_Exercise task_:
Repeat the listing below in full, exactly as it stands.

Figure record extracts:
═══

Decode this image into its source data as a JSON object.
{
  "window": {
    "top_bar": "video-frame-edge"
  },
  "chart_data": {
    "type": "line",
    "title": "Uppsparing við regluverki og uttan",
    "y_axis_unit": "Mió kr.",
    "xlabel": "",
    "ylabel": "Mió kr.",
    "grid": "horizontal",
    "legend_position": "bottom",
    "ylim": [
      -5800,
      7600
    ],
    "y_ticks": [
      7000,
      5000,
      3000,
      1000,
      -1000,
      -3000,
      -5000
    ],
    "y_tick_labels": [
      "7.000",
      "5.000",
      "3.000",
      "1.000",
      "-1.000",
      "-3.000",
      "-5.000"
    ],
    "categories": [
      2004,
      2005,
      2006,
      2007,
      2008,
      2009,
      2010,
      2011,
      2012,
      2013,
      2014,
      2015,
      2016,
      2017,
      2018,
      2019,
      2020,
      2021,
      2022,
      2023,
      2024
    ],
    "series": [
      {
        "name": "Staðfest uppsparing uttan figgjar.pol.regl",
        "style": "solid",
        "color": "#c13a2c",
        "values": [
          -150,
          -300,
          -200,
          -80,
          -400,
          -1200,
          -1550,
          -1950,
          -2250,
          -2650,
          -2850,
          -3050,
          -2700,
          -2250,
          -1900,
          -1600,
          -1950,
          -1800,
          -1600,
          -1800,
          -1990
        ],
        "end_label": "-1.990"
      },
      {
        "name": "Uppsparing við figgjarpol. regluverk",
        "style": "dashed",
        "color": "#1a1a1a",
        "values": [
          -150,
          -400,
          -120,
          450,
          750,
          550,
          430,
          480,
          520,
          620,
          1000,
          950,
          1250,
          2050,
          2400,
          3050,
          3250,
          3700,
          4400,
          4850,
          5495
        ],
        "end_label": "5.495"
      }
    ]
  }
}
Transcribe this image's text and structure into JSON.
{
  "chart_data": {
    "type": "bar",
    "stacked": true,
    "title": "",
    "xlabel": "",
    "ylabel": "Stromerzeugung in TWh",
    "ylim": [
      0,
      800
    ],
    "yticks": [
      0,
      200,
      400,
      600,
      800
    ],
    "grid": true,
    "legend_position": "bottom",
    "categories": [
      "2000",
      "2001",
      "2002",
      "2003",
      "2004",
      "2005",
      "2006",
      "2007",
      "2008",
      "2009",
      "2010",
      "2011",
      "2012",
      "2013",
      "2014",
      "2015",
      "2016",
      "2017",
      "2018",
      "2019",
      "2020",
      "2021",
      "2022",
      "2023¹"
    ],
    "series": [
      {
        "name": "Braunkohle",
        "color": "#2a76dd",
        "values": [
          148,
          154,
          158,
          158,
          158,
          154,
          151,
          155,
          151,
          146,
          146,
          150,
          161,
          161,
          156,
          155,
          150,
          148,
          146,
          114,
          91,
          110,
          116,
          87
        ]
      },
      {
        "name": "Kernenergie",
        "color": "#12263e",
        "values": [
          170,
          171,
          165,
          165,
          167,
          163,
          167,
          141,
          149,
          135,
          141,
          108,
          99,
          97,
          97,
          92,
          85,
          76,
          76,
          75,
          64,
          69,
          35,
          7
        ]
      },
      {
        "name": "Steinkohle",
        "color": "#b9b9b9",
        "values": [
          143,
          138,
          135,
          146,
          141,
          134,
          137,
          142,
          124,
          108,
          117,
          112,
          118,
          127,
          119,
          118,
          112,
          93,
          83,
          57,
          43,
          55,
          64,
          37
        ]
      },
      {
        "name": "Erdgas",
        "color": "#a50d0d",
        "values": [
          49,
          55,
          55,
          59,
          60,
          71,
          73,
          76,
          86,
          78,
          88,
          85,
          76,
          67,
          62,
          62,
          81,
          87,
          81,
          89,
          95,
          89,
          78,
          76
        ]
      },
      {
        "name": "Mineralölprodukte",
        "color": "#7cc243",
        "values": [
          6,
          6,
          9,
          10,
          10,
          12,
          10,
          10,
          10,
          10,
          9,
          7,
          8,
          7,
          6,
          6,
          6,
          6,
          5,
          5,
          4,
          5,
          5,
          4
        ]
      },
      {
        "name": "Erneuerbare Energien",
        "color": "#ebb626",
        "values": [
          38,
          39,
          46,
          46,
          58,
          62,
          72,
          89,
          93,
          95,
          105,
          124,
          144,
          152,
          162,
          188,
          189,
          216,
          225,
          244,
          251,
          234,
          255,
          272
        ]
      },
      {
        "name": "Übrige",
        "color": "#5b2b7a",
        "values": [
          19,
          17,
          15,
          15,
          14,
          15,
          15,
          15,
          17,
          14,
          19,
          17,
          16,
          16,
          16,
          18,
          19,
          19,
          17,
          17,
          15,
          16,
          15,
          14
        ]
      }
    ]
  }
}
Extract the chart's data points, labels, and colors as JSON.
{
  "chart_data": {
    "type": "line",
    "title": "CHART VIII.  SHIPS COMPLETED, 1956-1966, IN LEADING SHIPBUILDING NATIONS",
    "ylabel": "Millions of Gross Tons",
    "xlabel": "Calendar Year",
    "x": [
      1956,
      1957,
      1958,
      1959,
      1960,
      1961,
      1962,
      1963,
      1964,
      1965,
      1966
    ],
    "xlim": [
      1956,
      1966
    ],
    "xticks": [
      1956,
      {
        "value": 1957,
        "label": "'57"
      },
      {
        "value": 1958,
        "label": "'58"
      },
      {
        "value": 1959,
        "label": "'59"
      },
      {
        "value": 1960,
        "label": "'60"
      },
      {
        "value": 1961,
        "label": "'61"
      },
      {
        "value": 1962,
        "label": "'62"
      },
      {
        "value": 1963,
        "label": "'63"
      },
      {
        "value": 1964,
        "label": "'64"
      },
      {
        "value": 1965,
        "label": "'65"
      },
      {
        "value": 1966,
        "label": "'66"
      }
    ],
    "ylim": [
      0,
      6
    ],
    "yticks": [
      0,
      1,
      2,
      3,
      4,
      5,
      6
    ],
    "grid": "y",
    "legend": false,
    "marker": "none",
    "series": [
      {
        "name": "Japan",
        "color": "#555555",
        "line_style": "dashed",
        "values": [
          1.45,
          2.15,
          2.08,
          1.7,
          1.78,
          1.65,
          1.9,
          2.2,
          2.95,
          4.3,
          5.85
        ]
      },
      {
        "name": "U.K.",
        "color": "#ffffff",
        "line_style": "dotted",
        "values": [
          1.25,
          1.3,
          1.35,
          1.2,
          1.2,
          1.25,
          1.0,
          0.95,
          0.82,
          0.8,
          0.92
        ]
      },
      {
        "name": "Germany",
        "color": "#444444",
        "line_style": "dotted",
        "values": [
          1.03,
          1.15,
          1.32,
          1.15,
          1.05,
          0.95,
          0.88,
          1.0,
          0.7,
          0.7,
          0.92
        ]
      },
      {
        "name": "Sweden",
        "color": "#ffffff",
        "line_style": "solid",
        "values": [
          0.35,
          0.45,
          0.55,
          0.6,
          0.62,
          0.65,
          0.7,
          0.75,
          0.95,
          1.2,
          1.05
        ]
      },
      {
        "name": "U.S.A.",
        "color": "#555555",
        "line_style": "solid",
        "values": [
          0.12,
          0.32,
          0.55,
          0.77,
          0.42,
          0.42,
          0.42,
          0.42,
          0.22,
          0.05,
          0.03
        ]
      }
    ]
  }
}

═══

_Exercise response_:
Decode this image into its source data as a JSON object.
{
  "window": {
    "top_bar": "video-frame-edge"
  },
  "chart_data": {
    "type": "line",
    "title": "Uppsparing við regluverki og uttan",
    "y_axis_unit": "Mió kr.",
    "xlabel": "",
    "ylabel": "Mió kr.",
    "grid": "horizontal",
    "legend_position": "bottom",
    "ylim": [
      -5800,
      7600
    ],
    "y_ticks": [
      7000,
      5000,
      3000,
      1000,
      -1000,
      -3000,
      -5000
    ],
    "y_tick_labels": [
      "7.000",
      "5.000",
      "3.000",
      "1.000",
      "-1.000",
      "-3.000",
      "-5.000"
    ],
    "categories": [
      2004,
      2005,
      2006,
      2007,
      2008,
      2009,
      2010,
      2011,
      2012,
      2013,
      2014,
      2015,
      2016,
      2017,
      2018,
      2019,
      2020,
      2021,
      2022,
      2023,
      2024
    ],
    "series": [
      {
        "name": "Staðfest uppsparing uttan figgjar.pol.regl",
        "style": "solid",
        "color": "#c13a2c",
        "values": [
          -150,
          -300,
          -200,
          -80,
          -400,
          -1200,
          -1550,
          -1950,
          -2250,
          -2650,
          -2850,
          -3050,
          -2700,
          -2250,
          -1900,
          -1600,
          -1950,
          -1800,
          -1600,
          -1800,
          -1990
        ],
        "end_label": "-1.990"
      },
      {
        "name": "Uppsparing við figgjarpol. regluverk",
        "style": "dashed",
        "color": "#1a1a1a",
        "values": [
          -150,
          -400,
          -120,
          450,
          750,
          550,
          430,
          480,
          520,
          620,
          1000,
          950,
          1250,
          2050,
          2400,
          3050,
          3250,
          3700,
          4400,
          4850,
          5495
        ],
        "end_label": "5.495"
      }
    ]
  }
}
Transcribe this image's text and structure into JSON.
{
  "chart_data": {
    "type": "bar",
    "stacked": true,
    "title": "",
    "xlabel": "",
    "ylabel": "Stromerzeugung in TWh",
    "ylim": [
      0,
      800
    ],
    "yticks": [
      0,
      200,
      400,
      600,
      800
    ],
    "grid": true,
    "legend_position": "bottom",
    "categories": [
      "2000",
      "2001",
      "2002",
      "2003",
      "2004",
      "2005",
      "2006",
      "2007",
      "2008",
      "2009",
      "2010",
      "2011",
      "2012",
      "2013",
      "2014",
      "2015",
      "2016",
      "2017",
      "2018",
      "2019",
      "2020",
      "2021",
      "2022",
      "2023¹"
    ],
    "series": [
      {
        "name": "Braunkohle",
        "color": "#2a76dd",
        "values": [
          148,
          154,
          158,
          158,
          158,
          154,
          151,
          155,
          151,
          146,
          146,
          150,
          161,
          161,
          156,
          155,
          150,
          148,
          146,
          114,
          91,
          110,
          116,
          87
        ]
      },
      {
        "name": "Kernenergie",
        "color": "#12263e",
        "values": [
          170,
          171,
          165,
          165,
          167,
          163,
          167,
          141,
          149,
          135,
          141,
          108,
          99,
          97,
          97,
          92,
          85,
          76,
          76,
          75,
          64,
          69,
          35,
          7
        ]
      },
      {
        "name": "Steinkohle",
        "color": "#b9b9b9",
        "values": [
          143,
          138,
          135,
          146,
          141,
          134,
          137,
          142,
          124,
          108,
          117,
          112,
          118,
          127,
          119,
          118,
          112,
          93,
          83,
          57,
          43,
          55,
          64,
          37
        ]
      },
      {
        "name": "Erdgas",
        "color": "#a50d0d",
        "values": [
          49,
          55,
          55,
          59,
          60,
          71,
          73,
          76,
          86,
          78,
          88,
          85,
          76,
          67,
          62,
          62,
          81,
          87,
          81,
          89,
          95,
          89,
          78,
          76
        ]
      },
      {
        "name": "Mineralölprodukte",
        "color": "#7cc243",
        "values": [
          6,
          6,
          9,
          10,
          10,
          12,
          10,
          10,
          10,
          10,
          9,
          7,
          8,
          7,
          6,
          6,
          6,
          6,
          5,
          5,
          4,
          5,
          5,
          4
        ]
      },
      {
        "name": "Erneuerbare Energien",
        "color": "#ebb626",
        "values": [
          38,
          39,
          46,
          46,
          58,
          62,
          72,
          89,
          93,
          95,
          105,
          124,
          144,
          152,
          162,
          188,
          189,
          216,
          225,
          244,
          251,
          234,
          255,
          272
        ]
      },
      {
        "name": "Übrige",
        "color": "#5b2b7a",
        "values": [
          19,
          17,
          15,
          15,
          14,
          15,
          15,
          15,
          17,
          14,
          19,
          17,
          16,
          16,
          16,
          18,
          19,
          19,
          17,
          17,
          15,
          16,
          15,
          14
        ]
      }
    ]
  }
}
Extract the chart's data points, labels, and colors as JSON.
{
  "chart_data": {
    "type": "line",
    "title": "CHART VIII.  SHIPS COMPLETED, 1956-1966, IN LEADING SHIPBUILDING NATIONS",
    "ylabel": "Millions of Gross Tons",
    "xlabel": "Calendar Year",
    "x": [
      1956,
      1957,
      1958,
      1959,
      1960,
      1961,
      1962,
      1963,
      1964,
      1965,
      1966
    ],
    "xlim": [
      1956,
      1966
    ],
    "xticks": [
      1956,
      {
        "value": 1957,
        "label": "'57"
      },
      {
        "value": 1958,
        "label": "'58"
      },
      {
        "value": 1959,
        "label": "'59"
      },
      {
        "value": 1960,
        "label": "'60"
      },
      {
        "value": 1961,
        "label": "'61"
      },
      {
        "value": 1962,
        "label": "'62"
      },
      {
        "value": 1963,
        "label": "'63"
      },
      {
        "value": 1964,
        "label": "'64"
      },
      {
        "value": 1965,
        "label": "'65"
      },
      {
        "value": 1966,
        "label": "'66"
      }
    ],
    "ylim": [
      0,
      6
    ],
    "yticks": [
      0,
      1,
      2,
      3,
      4,
      5,
      6
    ],
    "grid": "y",
    "legend": false,
    "marker": "none",
    "series": [
      {
        "name": "Japan",
        "color": "#555555",
        "line_style": "dashed",
        "values": [
          1.45,
          2.15,
          2.08,
          1.7,
          1.78,
          1.65,
          1.9,
          2.2,
          2.95,
          4.3,
          5.85
        ]
      },
      {
        "name": "U.K.",
        "color": "#ffffff",
        "line_style": "dotted",
        "values": [
          1.25,
          1.3,
          1.35,
          1.2,
          1.2,
          1.25,
          1.0,
          0.95,
          0.82,
          0.8,
          0.92
        ]
      },
      {
        "name": "Germany",
        "color": "#444444",
        "line_style": "dotted",
        "values": [
          1.03,
          1.15,
          1.32,
          1.15,
          1.05,
          0.95,
          0.88,
          1.0,
          0.7,
          0.7,
          0.92
        ]
      },
      {
        "name": "Sweden",
        "color": "#ffffff",
        "line_style": "solid",
        "values": [
          0.35,
          0.45,
          0.55,
          0.6,
          0.62,
          0.65,
          0.7,
          0.75,
          0.95,
          1.2,
          1.05
        ]
      },
      {
        "name": "U.S.A.",
        "color": "#555555",
        "line_style": "solid",
        "values": [
          0.12,
          0.32,
          0.55,
          0.77,
          0.42,
          0.42,
          0.42,
          0.42,
          0.22,
          0.05,
          0.03
        ]
      }
    ]
  }
}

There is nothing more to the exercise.